TASK
Take every line from the listing below that includes "jungwon" and copy it.

— start of DATA LINES —

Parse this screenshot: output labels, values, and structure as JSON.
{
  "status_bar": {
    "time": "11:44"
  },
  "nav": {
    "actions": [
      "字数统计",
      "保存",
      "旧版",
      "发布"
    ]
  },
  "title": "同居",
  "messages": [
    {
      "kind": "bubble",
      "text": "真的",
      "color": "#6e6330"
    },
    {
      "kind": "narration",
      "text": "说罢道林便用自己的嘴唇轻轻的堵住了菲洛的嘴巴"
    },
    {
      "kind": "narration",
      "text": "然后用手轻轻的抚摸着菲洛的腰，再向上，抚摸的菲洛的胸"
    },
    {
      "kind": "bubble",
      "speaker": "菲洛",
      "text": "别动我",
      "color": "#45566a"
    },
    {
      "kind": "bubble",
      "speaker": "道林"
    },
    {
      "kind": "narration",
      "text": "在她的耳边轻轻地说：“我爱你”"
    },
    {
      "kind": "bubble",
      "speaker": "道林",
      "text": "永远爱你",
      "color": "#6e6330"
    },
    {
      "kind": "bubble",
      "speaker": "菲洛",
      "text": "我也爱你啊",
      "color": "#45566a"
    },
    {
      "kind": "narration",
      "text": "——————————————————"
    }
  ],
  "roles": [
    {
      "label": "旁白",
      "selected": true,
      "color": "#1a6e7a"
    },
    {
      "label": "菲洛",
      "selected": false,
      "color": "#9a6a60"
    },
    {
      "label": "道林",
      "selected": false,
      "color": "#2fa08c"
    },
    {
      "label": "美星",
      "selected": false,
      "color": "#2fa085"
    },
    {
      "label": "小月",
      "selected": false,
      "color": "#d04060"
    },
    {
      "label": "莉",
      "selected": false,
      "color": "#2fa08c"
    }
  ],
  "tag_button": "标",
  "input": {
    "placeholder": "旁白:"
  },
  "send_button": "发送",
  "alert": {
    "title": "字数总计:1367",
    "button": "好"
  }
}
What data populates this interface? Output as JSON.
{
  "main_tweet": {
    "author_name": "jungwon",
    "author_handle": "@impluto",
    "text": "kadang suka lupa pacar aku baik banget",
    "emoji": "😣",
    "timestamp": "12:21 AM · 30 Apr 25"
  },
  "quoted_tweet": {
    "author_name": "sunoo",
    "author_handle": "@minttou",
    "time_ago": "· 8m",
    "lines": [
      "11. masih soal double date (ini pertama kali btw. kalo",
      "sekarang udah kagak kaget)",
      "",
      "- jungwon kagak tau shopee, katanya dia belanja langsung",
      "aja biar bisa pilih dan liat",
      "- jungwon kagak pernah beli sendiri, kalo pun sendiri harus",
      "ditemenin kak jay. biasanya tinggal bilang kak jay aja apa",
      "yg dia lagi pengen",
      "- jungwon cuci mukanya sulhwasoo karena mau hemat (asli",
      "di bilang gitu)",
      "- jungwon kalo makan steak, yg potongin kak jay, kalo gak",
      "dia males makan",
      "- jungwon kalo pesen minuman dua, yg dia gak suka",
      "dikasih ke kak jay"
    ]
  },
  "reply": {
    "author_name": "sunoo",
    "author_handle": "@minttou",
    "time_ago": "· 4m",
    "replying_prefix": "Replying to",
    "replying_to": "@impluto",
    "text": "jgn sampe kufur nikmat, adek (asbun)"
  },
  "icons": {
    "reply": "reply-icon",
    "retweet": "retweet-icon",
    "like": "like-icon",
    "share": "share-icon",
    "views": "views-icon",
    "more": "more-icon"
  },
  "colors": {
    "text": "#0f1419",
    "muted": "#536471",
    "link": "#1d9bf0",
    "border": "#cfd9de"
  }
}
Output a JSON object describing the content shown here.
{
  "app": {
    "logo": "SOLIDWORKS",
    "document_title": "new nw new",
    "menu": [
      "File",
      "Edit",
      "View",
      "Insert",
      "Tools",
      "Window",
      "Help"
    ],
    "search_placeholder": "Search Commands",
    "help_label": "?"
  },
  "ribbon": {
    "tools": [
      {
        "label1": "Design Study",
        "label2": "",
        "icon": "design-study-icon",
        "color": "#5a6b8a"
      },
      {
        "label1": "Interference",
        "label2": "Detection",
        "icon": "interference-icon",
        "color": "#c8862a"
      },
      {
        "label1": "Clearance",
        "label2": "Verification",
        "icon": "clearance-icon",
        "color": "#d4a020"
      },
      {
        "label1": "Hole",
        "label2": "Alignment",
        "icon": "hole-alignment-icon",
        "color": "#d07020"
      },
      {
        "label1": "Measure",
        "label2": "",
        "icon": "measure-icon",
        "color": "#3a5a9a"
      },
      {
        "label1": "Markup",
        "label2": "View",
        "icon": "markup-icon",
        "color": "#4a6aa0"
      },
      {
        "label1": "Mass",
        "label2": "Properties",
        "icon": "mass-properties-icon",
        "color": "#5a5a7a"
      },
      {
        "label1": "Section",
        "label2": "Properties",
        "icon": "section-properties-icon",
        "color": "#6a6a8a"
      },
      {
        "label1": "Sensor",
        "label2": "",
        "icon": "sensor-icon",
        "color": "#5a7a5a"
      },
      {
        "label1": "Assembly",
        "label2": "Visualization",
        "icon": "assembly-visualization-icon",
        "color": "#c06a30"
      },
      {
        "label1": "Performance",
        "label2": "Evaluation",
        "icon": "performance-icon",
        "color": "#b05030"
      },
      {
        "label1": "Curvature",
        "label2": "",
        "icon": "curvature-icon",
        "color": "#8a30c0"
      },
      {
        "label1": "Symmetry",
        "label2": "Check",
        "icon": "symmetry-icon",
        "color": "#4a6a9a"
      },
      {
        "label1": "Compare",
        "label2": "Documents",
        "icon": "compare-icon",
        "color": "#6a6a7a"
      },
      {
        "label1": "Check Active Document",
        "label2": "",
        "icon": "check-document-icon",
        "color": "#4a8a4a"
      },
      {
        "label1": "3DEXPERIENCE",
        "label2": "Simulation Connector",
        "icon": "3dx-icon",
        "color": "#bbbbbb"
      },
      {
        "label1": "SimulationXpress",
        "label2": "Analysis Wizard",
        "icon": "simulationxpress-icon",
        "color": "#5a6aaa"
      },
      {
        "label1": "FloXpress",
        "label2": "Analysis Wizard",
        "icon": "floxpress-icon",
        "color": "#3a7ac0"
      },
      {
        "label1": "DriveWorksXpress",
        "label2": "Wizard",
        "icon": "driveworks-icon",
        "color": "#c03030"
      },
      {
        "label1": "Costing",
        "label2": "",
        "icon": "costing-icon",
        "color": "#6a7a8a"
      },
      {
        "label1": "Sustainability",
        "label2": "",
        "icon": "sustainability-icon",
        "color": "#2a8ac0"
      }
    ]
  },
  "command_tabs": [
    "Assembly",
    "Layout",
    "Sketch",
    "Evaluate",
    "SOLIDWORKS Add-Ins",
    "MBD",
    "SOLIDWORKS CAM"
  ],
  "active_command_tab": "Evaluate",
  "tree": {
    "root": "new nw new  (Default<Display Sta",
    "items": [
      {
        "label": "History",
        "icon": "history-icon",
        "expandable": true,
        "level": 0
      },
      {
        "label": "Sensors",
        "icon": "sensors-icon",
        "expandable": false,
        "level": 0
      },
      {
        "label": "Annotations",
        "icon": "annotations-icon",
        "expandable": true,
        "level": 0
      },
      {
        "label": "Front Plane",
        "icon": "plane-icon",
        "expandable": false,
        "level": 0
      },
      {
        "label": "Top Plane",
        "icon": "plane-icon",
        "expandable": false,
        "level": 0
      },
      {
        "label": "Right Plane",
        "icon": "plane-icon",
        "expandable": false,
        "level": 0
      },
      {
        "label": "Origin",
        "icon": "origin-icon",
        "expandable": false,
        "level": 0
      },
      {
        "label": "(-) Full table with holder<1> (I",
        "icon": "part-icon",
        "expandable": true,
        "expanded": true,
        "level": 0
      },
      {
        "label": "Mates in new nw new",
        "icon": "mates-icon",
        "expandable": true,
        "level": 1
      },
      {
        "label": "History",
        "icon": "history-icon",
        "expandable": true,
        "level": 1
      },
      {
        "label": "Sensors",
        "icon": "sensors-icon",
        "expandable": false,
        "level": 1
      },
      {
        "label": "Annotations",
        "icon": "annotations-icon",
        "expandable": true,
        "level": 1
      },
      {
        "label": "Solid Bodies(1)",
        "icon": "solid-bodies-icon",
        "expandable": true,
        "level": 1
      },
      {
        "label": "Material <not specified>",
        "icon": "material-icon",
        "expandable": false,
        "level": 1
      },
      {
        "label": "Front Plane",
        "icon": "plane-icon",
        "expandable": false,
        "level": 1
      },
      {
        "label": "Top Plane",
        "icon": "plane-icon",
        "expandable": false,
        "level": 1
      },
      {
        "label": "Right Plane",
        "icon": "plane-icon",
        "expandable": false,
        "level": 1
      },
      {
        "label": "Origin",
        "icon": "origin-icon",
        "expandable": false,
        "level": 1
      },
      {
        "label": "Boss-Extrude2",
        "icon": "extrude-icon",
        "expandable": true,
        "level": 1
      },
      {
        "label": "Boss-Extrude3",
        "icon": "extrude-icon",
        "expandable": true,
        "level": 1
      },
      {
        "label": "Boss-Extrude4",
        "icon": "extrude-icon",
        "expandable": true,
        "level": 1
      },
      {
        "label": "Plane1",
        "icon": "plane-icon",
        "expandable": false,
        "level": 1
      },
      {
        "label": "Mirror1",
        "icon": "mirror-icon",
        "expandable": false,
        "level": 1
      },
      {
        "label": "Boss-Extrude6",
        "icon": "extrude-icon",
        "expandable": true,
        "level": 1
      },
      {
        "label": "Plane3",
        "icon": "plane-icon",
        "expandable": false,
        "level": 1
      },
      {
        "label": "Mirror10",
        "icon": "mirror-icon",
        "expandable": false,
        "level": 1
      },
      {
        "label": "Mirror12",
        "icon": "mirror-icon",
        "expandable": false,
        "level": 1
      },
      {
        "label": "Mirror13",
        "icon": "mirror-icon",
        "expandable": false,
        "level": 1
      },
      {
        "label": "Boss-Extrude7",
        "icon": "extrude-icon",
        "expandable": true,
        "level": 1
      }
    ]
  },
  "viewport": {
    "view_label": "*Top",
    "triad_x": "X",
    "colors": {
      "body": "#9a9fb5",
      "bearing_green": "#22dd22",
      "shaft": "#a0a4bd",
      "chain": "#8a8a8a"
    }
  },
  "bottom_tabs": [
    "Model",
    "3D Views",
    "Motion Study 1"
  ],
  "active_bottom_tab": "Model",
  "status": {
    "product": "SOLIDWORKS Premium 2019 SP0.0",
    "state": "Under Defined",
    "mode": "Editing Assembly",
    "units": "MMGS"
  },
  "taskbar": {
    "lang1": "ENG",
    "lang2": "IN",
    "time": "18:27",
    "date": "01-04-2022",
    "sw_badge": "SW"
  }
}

— end of DATA LINES —

WRITTEN RESPONSE
    "author_name": "jungwon",
      "- jungwon kagak tau shopee, katanya dia belanja langsung",
      "- jungwon kagak pernah beli sendiri, kalo pun sendiri harus",
      "- jungwon cuci mukanya sulhwasoo karena mau hemat (asli",
      "- jungwon kalo makan steak, yg potongin kak jay, kalo gak",
      "- jungwon kalo pesen minuman dua, yg dia gak suka",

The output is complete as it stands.